DIRECTIONS FOR THIS TASK: In the entries below, find the lines with the word "text" and copy them.

[Collected data entries]
********************

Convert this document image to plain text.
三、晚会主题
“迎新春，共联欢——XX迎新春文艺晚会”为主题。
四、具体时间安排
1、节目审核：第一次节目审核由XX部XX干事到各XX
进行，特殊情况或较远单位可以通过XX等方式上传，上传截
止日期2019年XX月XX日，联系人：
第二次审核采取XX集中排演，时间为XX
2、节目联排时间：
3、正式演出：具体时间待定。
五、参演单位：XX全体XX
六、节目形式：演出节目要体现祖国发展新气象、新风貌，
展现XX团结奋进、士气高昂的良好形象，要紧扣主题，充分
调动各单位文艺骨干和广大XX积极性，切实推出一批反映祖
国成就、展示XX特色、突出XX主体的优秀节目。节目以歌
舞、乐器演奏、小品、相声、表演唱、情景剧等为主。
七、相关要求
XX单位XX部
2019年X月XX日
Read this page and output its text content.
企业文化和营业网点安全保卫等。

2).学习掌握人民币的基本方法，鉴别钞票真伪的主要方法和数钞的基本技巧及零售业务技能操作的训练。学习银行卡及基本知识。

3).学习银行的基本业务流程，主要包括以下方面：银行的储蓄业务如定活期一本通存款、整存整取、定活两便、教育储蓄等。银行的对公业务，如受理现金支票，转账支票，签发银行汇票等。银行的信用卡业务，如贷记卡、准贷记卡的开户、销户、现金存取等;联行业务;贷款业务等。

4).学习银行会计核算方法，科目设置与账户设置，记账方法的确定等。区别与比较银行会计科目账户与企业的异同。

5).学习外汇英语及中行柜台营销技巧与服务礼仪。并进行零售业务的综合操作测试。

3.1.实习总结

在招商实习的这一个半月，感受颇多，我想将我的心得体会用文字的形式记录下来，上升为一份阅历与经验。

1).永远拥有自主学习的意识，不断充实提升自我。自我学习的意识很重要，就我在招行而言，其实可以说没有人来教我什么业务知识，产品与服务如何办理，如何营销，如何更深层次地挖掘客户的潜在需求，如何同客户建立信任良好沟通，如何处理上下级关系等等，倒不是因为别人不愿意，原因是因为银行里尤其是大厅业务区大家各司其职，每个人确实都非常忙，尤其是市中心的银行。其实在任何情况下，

********************

RESPONSE TO THIS TASK:
Convert this document image to plain text.
Read this page and output its text content.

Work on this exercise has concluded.